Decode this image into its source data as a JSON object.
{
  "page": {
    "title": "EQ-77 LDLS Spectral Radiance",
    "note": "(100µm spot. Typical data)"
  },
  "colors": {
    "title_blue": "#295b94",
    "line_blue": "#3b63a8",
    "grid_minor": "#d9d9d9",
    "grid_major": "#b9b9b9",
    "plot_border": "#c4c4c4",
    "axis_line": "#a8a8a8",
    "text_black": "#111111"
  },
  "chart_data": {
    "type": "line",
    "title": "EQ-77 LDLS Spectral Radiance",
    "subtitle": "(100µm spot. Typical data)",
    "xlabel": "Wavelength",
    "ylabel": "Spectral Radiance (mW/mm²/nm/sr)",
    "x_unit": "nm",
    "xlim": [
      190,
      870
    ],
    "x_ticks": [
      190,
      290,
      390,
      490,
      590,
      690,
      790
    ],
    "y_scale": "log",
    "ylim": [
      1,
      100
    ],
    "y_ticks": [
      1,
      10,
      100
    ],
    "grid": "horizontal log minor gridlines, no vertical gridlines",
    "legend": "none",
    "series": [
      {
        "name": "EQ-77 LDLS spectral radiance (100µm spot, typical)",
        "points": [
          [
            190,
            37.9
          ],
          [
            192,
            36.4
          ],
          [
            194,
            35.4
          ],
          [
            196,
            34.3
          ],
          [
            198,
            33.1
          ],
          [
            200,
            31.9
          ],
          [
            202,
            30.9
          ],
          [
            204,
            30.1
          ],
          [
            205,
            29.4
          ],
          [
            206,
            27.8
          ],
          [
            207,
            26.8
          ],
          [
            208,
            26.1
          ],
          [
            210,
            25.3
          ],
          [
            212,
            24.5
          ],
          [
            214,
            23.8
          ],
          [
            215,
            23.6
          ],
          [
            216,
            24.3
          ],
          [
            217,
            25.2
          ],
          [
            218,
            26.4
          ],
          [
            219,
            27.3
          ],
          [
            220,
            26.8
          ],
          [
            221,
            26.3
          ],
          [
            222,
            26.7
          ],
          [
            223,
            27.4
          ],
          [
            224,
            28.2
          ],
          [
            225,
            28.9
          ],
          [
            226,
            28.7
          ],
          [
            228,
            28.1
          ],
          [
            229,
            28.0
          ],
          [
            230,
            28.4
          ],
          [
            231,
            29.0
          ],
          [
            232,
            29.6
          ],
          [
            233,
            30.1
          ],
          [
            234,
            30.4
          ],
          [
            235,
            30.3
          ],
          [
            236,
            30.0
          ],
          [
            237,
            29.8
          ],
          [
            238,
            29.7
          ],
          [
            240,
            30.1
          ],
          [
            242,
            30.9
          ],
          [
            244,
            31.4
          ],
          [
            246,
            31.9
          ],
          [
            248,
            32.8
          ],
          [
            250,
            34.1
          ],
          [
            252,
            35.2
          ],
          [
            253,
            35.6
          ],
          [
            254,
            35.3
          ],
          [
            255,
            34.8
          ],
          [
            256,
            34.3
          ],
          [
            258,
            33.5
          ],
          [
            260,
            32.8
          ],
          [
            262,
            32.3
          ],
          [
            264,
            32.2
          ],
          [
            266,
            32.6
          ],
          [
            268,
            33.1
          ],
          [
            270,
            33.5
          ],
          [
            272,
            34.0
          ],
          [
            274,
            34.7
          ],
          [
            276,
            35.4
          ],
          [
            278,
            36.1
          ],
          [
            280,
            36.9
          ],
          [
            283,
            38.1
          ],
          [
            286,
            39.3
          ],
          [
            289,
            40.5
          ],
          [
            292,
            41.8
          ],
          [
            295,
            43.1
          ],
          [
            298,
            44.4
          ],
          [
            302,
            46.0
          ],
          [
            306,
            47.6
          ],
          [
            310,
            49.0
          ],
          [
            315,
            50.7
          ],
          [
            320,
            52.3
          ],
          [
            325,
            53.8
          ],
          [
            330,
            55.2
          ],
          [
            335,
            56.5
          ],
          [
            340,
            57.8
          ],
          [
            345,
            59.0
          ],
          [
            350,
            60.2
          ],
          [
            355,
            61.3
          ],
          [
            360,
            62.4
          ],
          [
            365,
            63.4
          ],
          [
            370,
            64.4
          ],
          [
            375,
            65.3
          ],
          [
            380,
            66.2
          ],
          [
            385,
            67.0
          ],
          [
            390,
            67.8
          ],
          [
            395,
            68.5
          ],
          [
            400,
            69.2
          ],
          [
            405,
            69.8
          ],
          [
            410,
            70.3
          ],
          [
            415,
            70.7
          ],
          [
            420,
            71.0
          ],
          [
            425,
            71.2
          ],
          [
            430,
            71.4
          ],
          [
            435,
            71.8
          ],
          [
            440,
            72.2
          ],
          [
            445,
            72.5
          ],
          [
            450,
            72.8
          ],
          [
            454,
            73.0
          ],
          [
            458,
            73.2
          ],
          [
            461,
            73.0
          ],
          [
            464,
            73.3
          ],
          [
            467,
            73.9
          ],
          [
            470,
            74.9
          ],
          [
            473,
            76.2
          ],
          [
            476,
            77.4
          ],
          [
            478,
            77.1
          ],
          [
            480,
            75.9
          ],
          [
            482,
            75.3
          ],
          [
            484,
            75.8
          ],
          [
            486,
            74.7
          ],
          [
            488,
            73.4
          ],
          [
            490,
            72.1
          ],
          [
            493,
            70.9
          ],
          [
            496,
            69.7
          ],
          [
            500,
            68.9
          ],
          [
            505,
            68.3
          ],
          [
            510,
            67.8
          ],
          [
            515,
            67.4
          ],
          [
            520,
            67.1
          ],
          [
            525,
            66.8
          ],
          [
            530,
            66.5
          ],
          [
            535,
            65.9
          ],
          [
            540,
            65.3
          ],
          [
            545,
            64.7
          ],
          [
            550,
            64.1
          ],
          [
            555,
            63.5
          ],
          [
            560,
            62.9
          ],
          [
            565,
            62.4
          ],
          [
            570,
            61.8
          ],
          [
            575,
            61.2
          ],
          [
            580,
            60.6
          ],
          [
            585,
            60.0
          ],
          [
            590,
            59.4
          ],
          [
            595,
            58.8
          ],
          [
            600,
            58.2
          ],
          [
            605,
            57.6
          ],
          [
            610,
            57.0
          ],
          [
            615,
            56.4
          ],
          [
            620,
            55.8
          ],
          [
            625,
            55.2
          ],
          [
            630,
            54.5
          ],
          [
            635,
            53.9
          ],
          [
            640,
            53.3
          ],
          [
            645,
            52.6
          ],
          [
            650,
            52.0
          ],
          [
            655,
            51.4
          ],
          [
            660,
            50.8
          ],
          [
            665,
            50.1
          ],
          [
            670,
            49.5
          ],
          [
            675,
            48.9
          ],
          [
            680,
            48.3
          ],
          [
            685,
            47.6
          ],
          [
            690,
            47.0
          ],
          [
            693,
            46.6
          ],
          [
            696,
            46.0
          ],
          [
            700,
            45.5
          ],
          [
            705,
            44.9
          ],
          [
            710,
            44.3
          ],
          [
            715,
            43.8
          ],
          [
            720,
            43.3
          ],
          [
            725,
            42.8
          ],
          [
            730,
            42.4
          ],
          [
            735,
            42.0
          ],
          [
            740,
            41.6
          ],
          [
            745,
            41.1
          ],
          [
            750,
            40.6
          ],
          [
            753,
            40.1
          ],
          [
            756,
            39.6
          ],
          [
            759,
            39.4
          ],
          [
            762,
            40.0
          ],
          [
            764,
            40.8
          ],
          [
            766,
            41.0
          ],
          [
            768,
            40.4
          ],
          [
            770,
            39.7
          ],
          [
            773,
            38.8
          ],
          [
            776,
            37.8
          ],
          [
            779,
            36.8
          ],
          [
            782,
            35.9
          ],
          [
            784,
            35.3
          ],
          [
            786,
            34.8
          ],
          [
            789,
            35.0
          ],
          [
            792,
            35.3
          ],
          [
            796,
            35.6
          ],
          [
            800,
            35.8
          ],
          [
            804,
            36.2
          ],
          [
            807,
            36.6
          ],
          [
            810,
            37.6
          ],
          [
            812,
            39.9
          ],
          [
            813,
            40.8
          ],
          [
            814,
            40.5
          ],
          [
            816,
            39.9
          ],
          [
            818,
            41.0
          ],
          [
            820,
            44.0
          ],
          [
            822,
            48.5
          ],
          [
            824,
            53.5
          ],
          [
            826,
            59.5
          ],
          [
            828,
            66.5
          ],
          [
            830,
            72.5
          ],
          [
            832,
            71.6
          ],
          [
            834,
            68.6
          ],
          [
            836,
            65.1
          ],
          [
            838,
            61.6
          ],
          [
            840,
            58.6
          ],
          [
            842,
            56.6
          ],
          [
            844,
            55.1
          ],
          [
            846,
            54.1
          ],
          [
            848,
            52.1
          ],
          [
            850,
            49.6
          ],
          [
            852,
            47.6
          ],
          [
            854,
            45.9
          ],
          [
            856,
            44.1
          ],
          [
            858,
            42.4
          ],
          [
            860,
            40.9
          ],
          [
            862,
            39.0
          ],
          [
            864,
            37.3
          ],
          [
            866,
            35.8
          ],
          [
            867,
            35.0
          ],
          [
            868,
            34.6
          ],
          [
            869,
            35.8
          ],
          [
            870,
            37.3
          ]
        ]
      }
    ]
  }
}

**EXERCISE:** Pick out lines containing the word "spot", each one as written.

**REPLY:**
    "note": "(100µm spot. Typical data)"
    "subtitle": "(100µm spot. Typical data)",
        "name": "EQ-77 LDLS spectral radiance (100µm spot, typical)",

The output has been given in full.